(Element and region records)
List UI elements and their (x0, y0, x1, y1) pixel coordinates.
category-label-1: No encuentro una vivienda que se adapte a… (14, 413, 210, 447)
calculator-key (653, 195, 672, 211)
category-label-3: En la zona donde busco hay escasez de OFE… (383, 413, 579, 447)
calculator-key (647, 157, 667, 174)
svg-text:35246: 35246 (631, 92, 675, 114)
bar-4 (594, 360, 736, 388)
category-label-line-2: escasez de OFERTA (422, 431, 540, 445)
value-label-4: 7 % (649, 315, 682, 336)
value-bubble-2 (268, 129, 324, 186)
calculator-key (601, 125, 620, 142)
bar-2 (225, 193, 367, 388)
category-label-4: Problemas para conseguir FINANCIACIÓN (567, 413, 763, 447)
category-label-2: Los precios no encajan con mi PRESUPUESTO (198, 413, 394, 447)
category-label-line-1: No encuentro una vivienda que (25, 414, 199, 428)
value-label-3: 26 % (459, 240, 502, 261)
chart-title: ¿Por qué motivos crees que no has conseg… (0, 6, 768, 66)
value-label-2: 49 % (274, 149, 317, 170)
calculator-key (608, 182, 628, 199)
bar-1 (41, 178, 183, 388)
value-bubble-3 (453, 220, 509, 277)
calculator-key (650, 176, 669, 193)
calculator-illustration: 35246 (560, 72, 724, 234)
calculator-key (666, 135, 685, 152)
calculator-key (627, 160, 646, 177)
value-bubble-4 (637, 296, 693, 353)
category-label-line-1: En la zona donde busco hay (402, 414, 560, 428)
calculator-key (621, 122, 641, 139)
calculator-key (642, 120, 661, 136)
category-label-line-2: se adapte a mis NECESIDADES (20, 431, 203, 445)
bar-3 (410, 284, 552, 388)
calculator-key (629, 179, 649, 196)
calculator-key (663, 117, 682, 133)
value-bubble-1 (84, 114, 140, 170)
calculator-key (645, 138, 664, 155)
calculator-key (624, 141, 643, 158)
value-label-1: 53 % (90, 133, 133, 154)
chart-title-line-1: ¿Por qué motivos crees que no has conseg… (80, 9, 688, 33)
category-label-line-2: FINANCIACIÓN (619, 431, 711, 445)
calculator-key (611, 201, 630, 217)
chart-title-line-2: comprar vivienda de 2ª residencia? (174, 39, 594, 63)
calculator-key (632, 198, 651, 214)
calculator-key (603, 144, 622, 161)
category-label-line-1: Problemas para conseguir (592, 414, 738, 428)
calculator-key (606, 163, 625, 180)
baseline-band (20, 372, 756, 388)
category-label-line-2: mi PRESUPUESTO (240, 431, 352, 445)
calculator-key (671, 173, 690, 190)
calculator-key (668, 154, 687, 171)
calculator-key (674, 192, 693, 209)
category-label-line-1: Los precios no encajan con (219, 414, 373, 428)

Written exercise =
Rewrite all of the records with every "calculator-key" swapped for "keypad-button", leaving everything else as it is.

Answer to the exercise =
List UI elements and their (x0, y0, x1, y1) pixel coordinates.
category-label-1: No encuentro una vivienda que se adapte a… (14, 413, 210, 447)
keypad-button (653, 195, 672, 211)
category-label-3: En la zona donde busco hay escasez de OFE… (383, 413, 579, 447)
keypad-button (647, 157, 667, 174)
svg-text:35246: 35246 (631, 92, 675, 114)
bar-4 (594, 360, 736, 388)
category-label-line-2: escasez de OFERTA (422, 431, 540, 445)
value-label-4: 7 % (649, 315, 682, 336)
value-bubble-2 (268, 129, 324, 186)
keypad-button (601, 125, 620, 142)
bar-2 (225, 193, 367, 388)
category-label-4: Problemas para conseguir FINANCIACIÓN (567, 413, 763, 447)
category-label-2: Los precios no encajan con mi PRESUPUESTO (198, 413, 394, 447)
category-label-line-1: No encuentro una vivienda que (25, 414, 199, 428)
value-label-3: 26 % (459, 240, 502, 261)
chart-title: ¿Por qué motivos crees que no has conseg… (0, 6, 768, 66)
value-label-2: 49 % (274, 149, 317, 170)
keypad-button (608, 182, 628, 199)
bar-1 (41, 178, 183, 388)
value-bubble-3 (453, 220, 509, 277)
keypad-button (650, 176, 669, 193)
calculator-illustration: 35246 (560, 72, 724, 234)
keypad-button (666, 135, 685, 152)
keypad-button (627, 160, 646, 177)
value-bubble-4 (637, 296, 693, 353)
category-label-line-1: En la zona donde busco hay (402, 414, 560, 428)
keypad-button (621, 122, 641, 139)
keypad-button (642, 120, 661, 136)
category-label-line-2: se adapte a mis NECESIDADES (20, 431, 203, 445)
bar-3 (410, 284, 552, 388)
keypad-button (629, 179, 649, 196)
keypad-button (663, 117, 682, 133)
value-bubble-1 (84, 114, 140, 170)
keypad-button (645, 138, 664, 155)
keypad-button (624, 141, 643, 158)
value-label-1: 53 % (90, 133, 133, 154)
chart-title-line-1: ¿Por qué motivos crees que no has conseg… (80, 9, 688, 33)
category-label-line-2: FINANCIACIÓN (619, 431, 711, 445)
keypad-button (611, 201, 630, 217)
chart-title-line-2: comprar vivienda de 2ª residencia? (174, 39, 594, 63)
keypad-button (632, 198, 651, 214)
keypad-button (603, 144, 622, 161)
category-label-line-1: Problemas para conseguir (592, 414, 738, 428)
keypad-button (606, 163, 625, 180)
baseline-band (20, 372, 756, 388)
category-label-line-2: mi PRESUPUESTO (240, 431, 352, 445)
keypad-button (671, 173, 690, 190)
keypad-button (668, 154, 687, 171)
keypad-button (674, 192, 693, 209)
category-label-line-1: Los precios no encajan con (219, 414, 373, 428)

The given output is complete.